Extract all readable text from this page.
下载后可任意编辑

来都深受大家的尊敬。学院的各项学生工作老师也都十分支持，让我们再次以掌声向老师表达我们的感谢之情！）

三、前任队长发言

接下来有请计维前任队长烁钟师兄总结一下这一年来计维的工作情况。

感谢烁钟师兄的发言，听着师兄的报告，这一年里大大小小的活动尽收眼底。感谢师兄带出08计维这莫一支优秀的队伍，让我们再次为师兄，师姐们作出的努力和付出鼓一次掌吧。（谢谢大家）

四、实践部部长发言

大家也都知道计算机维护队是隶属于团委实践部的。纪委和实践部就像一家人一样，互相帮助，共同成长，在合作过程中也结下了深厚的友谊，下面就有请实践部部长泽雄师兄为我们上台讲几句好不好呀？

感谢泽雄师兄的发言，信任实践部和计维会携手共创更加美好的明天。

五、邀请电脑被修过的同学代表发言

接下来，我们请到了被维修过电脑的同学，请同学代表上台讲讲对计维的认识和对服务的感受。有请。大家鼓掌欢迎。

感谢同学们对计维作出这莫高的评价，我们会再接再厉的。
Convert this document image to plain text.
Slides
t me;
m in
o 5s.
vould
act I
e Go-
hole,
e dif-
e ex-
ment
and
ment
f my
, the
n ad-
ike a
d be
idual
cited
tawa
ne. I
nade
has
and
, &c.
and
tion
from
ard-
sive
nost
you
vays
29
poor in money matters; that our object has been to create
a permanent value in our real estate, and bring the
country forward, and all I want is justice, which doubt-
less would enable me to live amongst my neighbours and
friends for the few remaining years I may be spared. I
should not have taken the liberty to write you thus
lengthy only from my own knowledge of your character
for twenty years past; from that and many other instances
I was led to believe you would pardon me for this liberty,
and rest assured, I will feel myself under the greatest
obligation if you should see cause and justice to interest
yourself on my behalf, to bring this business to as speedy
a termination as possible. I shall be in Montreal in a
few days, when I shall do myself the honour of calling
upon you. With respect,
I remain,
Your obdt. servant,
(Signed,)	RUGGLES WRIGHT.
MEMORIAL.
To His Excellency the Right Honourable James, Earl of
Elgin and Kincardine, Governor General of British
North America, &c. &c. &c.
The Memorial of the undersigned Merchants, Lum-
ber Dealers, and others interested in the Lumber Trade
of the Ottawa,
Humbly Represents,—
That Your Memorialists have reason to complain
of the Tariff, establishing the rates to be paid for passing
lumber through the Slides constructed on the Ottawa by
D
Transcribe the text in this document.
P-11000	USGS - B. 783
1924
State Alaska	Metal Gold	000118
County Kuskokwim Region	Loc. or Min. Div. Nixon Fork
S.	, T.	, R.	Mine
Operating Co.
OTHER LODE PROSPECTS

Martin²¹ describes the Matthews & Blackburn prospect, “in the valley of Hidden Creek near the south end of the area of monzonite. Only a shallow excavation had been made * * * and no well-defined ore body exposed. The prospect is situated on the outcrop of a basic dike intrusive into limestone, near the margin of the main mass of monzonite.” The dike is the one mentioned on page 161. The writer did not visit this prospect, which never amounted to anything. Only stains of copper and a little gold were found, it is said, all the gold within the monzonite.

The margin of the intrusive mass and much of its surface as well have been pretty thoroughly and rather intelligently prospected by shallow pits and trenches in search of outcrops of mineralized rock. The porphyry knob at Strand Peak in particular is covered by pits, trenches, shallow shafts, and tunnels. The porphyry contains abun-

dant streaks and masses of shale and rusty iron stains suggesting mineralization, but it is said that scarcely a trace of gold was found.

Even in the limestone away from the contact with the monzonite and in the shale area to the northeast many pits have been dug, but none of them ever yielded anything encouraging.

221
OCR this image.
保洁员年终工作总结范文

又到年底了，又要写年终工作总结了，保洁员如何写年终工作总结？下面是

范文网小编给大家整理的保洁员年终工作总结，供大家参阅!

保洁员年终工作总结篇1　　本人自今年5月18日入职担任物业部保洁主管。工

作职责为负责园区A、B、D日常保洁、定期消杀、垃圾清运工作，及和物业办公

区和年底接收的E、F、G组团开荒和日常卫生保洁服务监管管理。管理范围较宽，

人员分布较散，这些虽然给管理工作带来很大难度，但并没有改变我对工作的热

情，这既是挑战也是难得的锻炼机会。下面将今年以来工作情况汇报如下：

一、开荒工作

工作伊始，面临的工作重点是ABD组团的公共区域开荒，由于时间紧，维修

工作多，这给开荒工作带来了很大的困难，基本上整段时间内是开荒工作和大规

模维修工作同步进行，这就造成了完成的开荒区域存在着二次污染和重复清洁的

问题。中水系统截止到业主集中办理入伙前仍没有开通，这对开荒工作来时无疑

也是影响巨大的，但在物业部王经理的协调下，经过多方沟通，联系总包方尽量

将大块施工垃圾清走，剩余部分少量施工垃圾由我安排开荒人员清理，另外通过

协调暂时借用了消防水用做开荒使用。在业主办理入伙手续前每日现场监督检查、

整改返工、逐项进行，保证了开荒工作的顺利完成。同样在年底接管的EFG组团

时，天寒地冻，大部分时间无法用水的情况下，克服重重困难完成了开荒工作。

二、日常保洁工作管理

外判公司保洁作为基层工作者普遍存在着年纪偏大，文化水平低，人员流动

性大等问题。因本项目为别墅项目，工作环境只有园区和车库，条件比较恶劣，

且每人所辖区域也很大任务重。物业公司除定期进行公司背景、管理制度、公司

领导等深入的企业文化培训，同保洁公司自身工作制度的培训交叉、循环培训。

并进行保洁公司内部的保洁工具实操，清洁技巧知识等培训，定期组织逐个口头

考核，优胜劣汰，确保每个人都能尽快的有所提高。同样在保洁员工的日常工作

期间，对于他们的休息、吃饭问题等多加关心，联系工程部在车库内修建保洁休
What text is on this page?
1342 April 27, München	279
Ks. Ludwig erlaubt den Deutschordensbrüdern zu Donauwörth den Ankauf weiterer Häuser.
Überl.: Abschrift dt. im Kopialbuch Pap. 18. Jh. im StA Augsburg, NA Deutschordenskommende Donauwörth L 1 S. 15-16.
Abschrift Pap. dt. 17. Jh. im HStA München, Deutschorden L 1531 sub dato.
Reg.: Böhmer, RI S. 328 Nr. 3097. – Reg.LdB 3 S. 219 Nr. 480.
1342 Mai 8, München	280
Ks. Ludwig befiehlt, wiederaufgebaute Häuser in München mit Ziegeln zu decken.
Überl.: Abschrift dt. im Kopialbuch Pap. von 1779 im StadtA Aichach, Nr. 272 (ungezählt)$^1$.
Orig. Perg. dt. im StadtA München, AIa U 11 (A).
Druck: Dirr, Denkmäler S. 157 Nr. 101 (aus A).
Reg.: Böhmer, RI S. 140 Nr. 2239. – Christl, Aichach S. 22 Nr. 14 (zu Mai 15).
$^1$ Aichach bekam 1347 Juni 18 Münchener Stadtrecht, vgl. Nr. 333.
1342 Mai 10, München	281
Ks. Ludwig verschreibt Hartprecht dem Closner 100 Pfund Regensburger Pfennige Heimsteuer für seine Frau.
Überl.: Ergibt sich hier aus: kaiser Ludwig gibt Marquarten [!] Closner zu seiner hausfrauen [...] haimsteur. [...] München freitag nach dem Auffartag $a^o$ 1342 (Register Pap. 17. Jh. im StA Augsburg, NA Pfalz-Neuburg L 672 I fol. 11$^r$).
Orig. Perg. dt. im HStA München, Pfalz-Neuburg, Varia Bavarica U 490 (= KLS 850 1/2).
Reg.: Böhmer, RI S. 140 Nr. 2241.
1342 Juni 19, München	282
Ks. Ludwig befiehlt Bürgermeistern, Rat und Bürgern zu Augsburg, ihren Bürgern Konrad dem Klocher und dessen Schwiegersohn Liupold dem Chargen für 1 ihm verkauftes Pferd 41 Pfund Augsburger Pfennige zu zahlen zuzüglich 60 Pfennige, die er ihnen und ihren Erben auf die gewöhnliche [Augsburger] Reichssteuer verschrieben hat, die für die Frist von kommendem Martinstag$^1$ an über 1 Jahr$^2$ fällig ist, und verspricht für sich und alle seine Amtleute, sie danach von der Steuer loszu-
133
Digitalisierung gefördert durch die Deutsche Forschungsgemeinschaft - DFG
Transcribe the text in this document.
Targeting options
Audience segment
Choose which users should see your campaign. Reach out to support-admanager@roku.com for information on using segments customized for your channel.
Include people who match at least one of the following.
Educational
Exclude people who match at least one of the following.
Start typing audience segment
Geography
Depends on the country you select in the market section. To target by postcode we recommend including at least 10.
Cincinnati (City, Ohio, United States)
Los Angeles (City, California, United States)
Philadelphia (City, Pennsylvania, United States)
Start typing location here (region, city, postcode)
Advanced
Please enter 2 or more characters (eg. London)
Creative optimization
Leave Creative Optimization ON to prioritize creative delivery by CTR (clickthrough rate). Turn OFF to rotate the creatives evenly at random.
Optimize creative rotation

_ _ _ _ _

Set task: Show every line from the listing above in which the string "monzonite" appears.

Result of this exercise:
Martin²¹ describes the Matthews & Blackburn prospect, “in the valley of Hidden Creek near the south end of the area of monzonite. Only a shallow excavation had been made * * * and no well-defined ore body exposed. The prospect is situated on the outcrop of a basic dike intrusive into limestone, near the margin of the main mass of monzonite.” The dike is the one mentioned on page 161. The writer did not visit this prospect, which never amounted to anything. Only stains of copper and a little gold were found, it is said, all the gold within the monzonite.
Even in the limestone away from the contact with the monzonite and in the shale area to the northeast many pits have been dug, but none of them ever yielded anything encouraging.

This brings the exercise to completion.